◆ What you have to do ◆
Any picture among the records should be left out, please; retype the rest exactly.

◆ Exercise materials ◆
*****
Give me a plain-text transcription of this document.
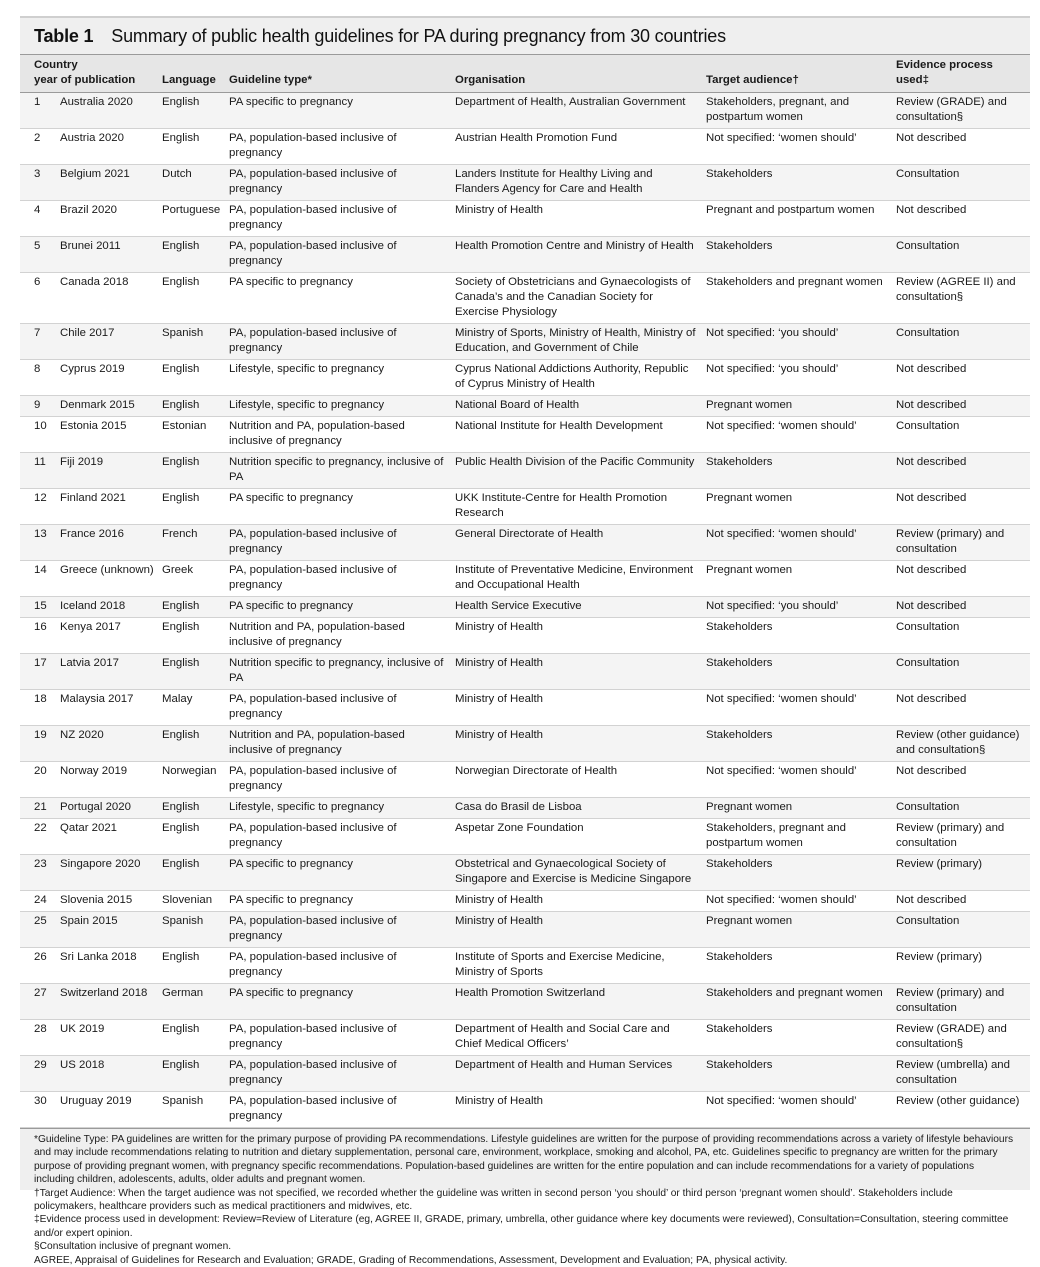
Table 1 Summary of public health guidelines for PA during pregnancy from 30 countries
Country
year of publication	Language	Guideline type*	Organisation	Target audience†	Evidence process used‡

1 Australia 2020	English	PA specific to pregnancy	Department of Health, Australian Government	Stakeholders, pregnant, and postpartum women	Review (GRADE) and consultation§

2 Austria 2020	English	PA, population-based inclusive of pregnancy	Austrian Health Promotion Fund	Not specified: ‘women should’	Not described

3 Belgium 2021	Dutch	PA, population-based inclusive of pregnancy	Landers Institute for Healthy Living and Flanders Agency for Care and Health	Stakeholders	Consultation

4 Brazil 2020	Portuguese	PA, population-based inclusive of pregnancy	Ministry of Health	Pregnant and postpartum women	Not described

5 Brunei 2011	English	PA, population-based inclusive of pregnancy	Health Promotion Centre and Ministry of Health	Stakeholders	Consultation

6 Canada 2018	English	PA specific to pregnancy	Society of Obstetricians and Gynaecologists of Canada’s and the Canadian Society for Exercise Physiology	Stakeholders and pregnant women	Review (AGREE II) and consultation§

7 Chile 2017	Spanish	PA, population-based inclusive of pregnancy	Ministry of Sports, Ministry of Health, Ministry of Education, and Government of Chile	Not specified: ‘you should’	Consultation

8 Cyprus 2019	English	Lifestyle, specific to pregnancy	Cyprus National Addictions Authority, Republic of Cyprus Ministry of Health	Not specified: ‘you should’	Not described

9 Denmark 2015	English	Lifestyle, specific to pregnancy	National Board of Health	Pregnant women	Not described

10 Estonia 2015	Estonian	Nutrition and PA, population-based inclusive of pregnancy	National Institute for Health Development	Not specified: ‘women should’	Consultation

11 Fiji 2019	English	Nutrition specific to pregnancy, inclusive of PA	Public Health Division of the Pacific Community	Stakeholders	Not described

12 Finland 2021	English	PA specific to pregnancy	UKK Institute-Centre for Health Promotion Research	Pregnant women	Not described

13 France 2016	French	PA, population-based inclusive of pregnancy	General Directorate of Health	Not specified: ‘women should’	Review (primary) and consultation

14 Greece (unknown)	Greek	PA, population-based inclusive of pregnancy	Institute of Preventative Medicine, Environment and Occupational Health	Pregnant women	Not described

15 Iceland 2018	English	PA specific to pregnancy	Health Service Executive	Not specified: ‘you should’	Not described

16 Kenya 2017	English	Nutrition and PA, population-based inclusive of pregnancy	Ministry of Health	Stakeholders	Consultation

17 Latvia 2017	English	Nutrition specific to pregnancy, inclusive of PA	Ministry of Health	Stakeholders	Consultation

18 Malaysia 2017	Malay	PA, population-based inclusive of pregnancy	Ministry of Health	Not specified: ‘women should’	Not described

19 NZ 2020	English	Nutrition and PA, population-based inclusive of pregnancy	Ministry of Health	Stakeholders	Review (other guidance) and consultation§

20 Norway 2019	Norwegian	PA, population-based inclusive of pregnancy	Norwegian Directorate of Health	Not specified: ‘women should’	Not described

21 Portugal 2020	English	Lifestyle, specific to pregnancy	Casa do Brasil de Lisboa	Pregnant women	Consultation

22 Qatar 2021	English	PA, population-based inclusive of pregnancy	Aspetar Zone Foundation	Stakeholders, pregnant and postpartum women	Review (primary) and consultation

23 Singapore 2020	English	PA specific to pregnancy	Obstetrical and Gynaecological Society of Singapore and Exercise is Medicine Singapore	Stakeholders	Review (primary)

24 Slovenia 2015	Slovenian	PA specific to pregnancy	Ministry of Health	Not specified: ‘women should’	Not described

25 Spain 2015	Spanish	PA, population-based inclusive of pregnancy	Ministry of Health	Pregnant women	Consultation

26 Sri Lanka 2018	English	PA, population-based inclusive of pregnancy	Institute of Sports and Exercise Medicine, Ministry of Sports	Stakeholders	Review (primary)

27 Switzerland 2018	German	PA specific to pregnancy	Health Promotion Switzerland	Stakeholders and pregnant women	Review (primary) and consultation

28 UK 2019	English	PA, population-based inclusive of pregnancy	Department of Health and Social Care and Chief Medical Officers’	Stakeholders	Review (GRADE) and consultation§

29 US 2018	English	PA, population-based inclusive of pregnancy	Department of Health and Human Services	Stakeholders	Review (umbrella) and consultation

30 Uruguay 2019	Spanish	PA, population-based inclusive of pregnancy	Ministry of Health	Not specified: ‘women should’	Review (other guidance)

*Guideline Type: PA guidelines are written for the primary purpose of providing PA recommendations. Lifestyle guidelines are written for the purpose of providing recommendations across a variety of lifestyle behaviours and may include recommendations relating to nutrition and dietary supplementation, personal care, environment, workplace, smoking and alcohol, PA, etc. Guidelines specific to pregnancy are written for the primary purpose of providing pregnant women, with pregnancy specific recommendations. Population-based guidelines are written for the entire population and can include recommendations for a variety of populations including children, adolescents, adults, older adults and pregnant women.

†Target Audience: When the target audience was not specified, we recorded whether the guideline was written in second person ‘you should’ or third person ‘pregnant women should’. Stakeholders include policymakers, healthcare providers such as medical practitioners and midwives, etc.

‡Evidence process used in development: Review=Review of Literature (eg, AGREE II, GRADE, primary, umbrella, other guidance where key documents were reviewed), Consultation=Consultation, steering committee and/or expert opinion.

§Consultation inclusive of pregnant women.

AGREE, Appraisal of Guidelines for Research and Evaluation; GRADE, Grading of Recommendations, Assessment, Development and Evaluation; PA, physical activity.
*****
◆ Result of the task ◆
Give me a plain-text transcription of this document.
Table 1 Summary of public health guidelines for PA during pregnancy from 30 countries
Country
year of publication	Language	Guideline type*	Organisation	Target audience†	Evidence process used‡

1 Australia 2020	English	PA specific to pregnancy	Department of Health, Australian Government	Stakeholders, pregnant, and postpartum women	Review (GRADE) and consultation§

2 Austria 2020	English	PA, population-based inclusive of pregnancy	Austrian Health Promotion Fund	Not specified: ‘women should’	Not described

3 Belgium 2021	Dutch	PA, population-based inclusive of pregnancy	Landers Institute for Healthy Living and Flanders Agency for Care and Health	Stakeholders	Consultation

4 Brazil 2020	Portuguese	PA, population-based inclusive of pregnancy	Ministry of Health	Pregnant and postpartum women	Not described

5 Brunei 2011	English	PA, population-based inclusive of pregnancy	Health Promotion Centre and Ministry of Health	Stakeholders	Consultation

6 Canada 2018	English	PA specific to pregnancy	Society of Obstetricians and Gynaecologists of Canada’s and the Canadian Society for Exercise Physiology	Stakeholders and pregnant women	Review (AGREE II) and consultation§

7 Chile 2017	Spanish	PA, population-based inclusive of pregnancy	Ministry of Sports, Ministry of Health, Ministry of Education, and Government of Chile	Not specified: ‘you should’	Consultation

8 Cyprus 2019	English	Lifestyle, specific to pregnancy	Cyprus National Addictions Authority, Republic of Cyprus Ministry of Health	Not specified: ‘you should’	Not described

9 Denmark 2015	English	Lifestyle, specific to pregnancy	National Board of Health	Pregnant women	Not described

10 Estonia 2015	Estonian	Nutrition and PA, population-based inclusive of pregnancy	National Institute for Health Development	Not specified: ‘women should’	Consultation

11 Fiji 2019	English	Nutrition specific to pregnancy, inclusive of PA	Public Health Division of the Pacific Community	Stakeholders	Not described

12 Finland 2021	English	PA specific to pregnancy	UKK Institute-Centre for Health Promotion Research	Pregnant women	Not described

13 France 2016	French	PA, population-based inclusive of pregnancy	General Directorate of Health	Not specified: ‘women should’	Review (primary) and consultation

14 Greece (unknown)	Greek	PA, population-based inclusive of pregnancy	Institute of Preventative Medicine, Environment and Occupational Health	Pregnant women	Not described

15 Iceland 2018	English	PA specific to pregnancy	Health Service Executive	Not specified: ‘you should’	Not described

16 Kenya 2017	English	Nutrition and PA, population-based inclusive of pregnancy	Ministry of Health	Stakeholders	Consultation

17 Latvia 2017	English	Nutrition specific to pregnancy, inclusive of PA	Ministry of Health	Stakeholders	Consultation

18 Malaysia 2017	Malay	PA, population-based inclusive of pregnancy	Ministry of Health	Not specified: ‘women should’	Not described

19 NZ 2020	English	Nutrition and PA, population-based inclusive of pregnancy	Ministry of Health	Stakeholders	Review (other guidance) and consultation§

20 Norway 2019	Norwegian	PA, population-based inclusive of pregnancy	Norwegian Directorate of Health	Not specified: ‘women should’	Not described

21 Portugal 2020	English	Lifestyle, specific to pregnancy	Casa do Brasil de Lisboa	Pregnant women	Consultation

22 Qatar 2021	English	PA, population-based inclusive of pregnancy	Aspetar Zone Foundation	Stakeholders, pregnant and postpartum women	Review (primary) and consultation

23 Singapore 2020	English	PA specific to pregnancy	Obstetrical and Gynaecological Society of Singapore and Exercise is Medicine Singapore	Stakeholders	Review (primary)

24 Slovenia 2015	Slovenian	PA specific to pregnancy	Ministry of Health	Not specified: ‘women should’	Not described

25 Spain 2015	Spanish	PA, population-based inclusive of pregnancy	Ministry of Health	Pregnant women	Consultation

26 Sri Lanka 2018	English	PA, population-based inclusive of pregnancy	Institute of Sports and Exercise Medicine, Ministry of Sports	Stakeholders	Review (primary)

27 Switzerland 2018	German	PA specific to pregnancy	Health Promotion Switzerland	Stakeholders and pregnant women	Review (primary) and consultation

28 UK 2019	English	PA, population-based inclusive of pregnancy	Department of Health and Social Care and Chief Medical Officers’	Stakeholders	Review (GRADE) and consultation§

29 US 2018	English	PA, population-based inclusive of pregnancy	Department of Health and Human Services	Stakeholders	Review (umbrella) and consultation

30 Uruguay 2019	Spanish	PA, population-based inclusive of pregnancy	Ministry of Health	Not specified: ‘women should’	Review (other guidance)

*Guideline Type: PA guidelines are written for the primary purpose of providing PA recommendations. Lifestyle guidelines are written for the purpose of providing recommendations across a variety of lifestyle behaviours and may include recommendations relating to nutrition and dietary supplementation, personal care, environment, workplace, smoking and alcohol, PA, etc. Guidelines specific to pregnancy are written for the primary purpose of providing pregnant women, with pregnancy specific recommendations. Population-based guidelines are written for the entire population and can include recommendations for a variety of populations including children, adolescents, adults, older adults and pregnant women.

†Target Audience: When the target audience was not specified, we recorded whether the guideline was written in second person ‘you should’ or third person ‘pregnant women should’. Stakeholders include policymakers, healthcare providers such as medical practitioners and midwives, etc.

‡Evidence process used in development: Review=Review of Literature (eg, AGREE II, GRADE, primary, umbrella, other guidance where key documents were reviewed), Consultation=Consultation, steering committee and/or expert opinion.

§Consultation inclusive of pregnant women.

AGREE, Appraisal of Guidelines for Research and Evaluation; GRADE, Grading of Recommendations, Assessment, Development and Evaluation; PA, physical activity.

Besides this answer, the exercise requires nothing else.